**Directions for this task**
Where a line in the listing below contains the word "JSON", copy that line.

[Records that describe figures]
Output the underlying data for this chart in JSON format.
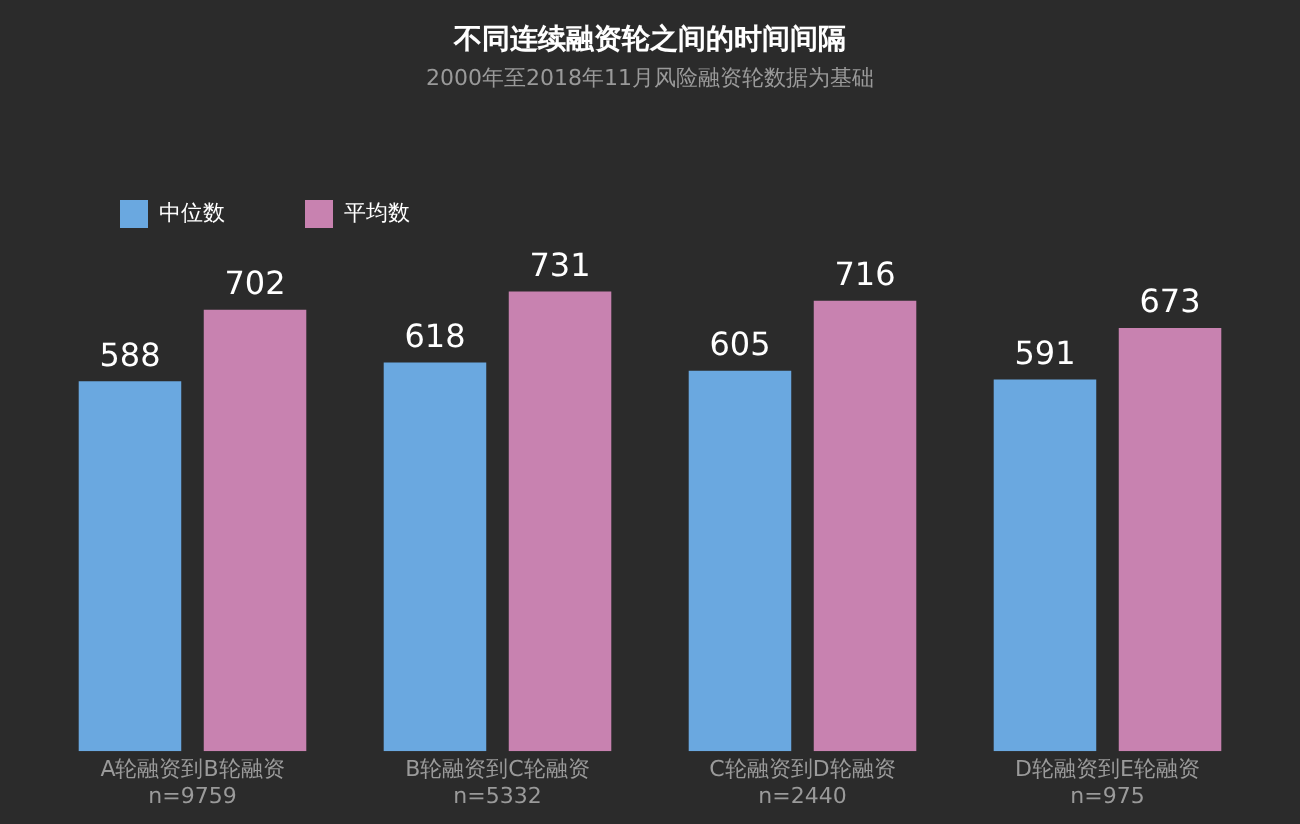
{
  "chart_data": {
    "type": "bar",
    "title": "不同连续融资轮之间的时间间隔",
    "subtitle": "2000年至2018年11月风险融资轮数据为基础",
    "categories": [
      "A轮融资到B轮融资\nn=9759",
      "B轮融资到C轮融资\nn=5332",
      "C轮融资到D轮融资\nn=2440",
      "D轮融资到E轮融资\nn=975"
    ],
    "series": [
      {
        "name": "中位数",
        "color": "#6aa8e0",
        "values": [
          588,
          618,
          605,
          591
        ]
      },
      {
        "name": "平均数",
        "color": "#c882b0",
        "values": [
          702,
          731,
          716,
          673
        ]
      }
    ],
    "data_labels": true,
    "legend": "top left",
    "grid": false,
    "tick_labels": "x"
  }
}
==
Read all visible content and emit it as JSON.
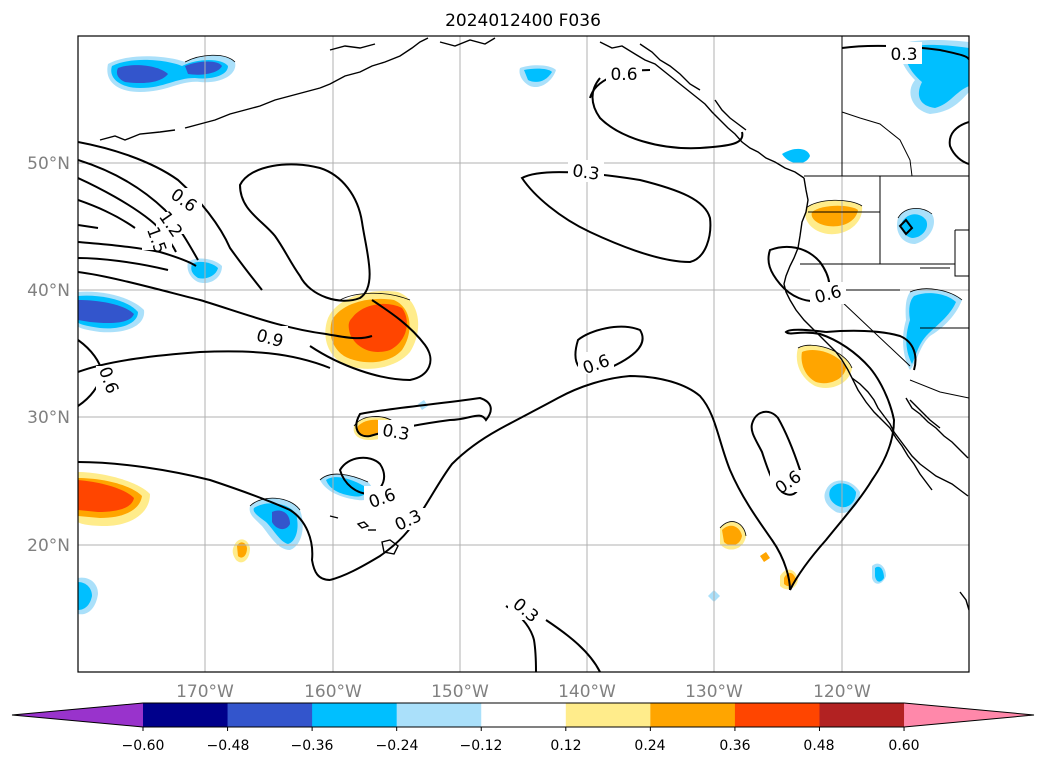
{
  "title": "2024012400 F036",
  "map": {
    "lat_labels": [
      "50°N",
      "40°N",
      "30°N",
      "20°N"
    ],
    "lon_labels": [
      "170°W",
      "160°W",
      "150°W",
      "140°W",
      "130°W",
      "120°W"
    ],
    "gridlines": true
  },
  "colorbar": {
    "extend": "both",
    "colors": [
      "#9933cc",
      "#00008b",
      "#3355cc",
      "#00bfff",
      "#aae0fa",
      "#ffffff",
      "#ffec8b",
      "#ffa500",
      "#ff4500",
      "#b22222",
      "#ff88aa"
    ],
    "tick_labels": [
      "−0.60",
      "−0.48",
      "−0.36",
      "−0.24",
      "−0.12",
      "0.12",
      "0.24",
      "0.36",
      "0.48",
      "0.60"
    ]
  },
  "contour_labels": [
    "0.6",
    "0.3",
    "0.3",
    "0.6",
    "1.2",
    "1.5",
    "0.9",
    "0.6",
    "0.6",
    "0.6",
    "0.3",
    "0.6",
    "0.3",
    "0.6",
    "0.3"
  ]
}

**Output**
Output the underlying data for this chart in JSON format.
Read all visible content and emit it as JSON.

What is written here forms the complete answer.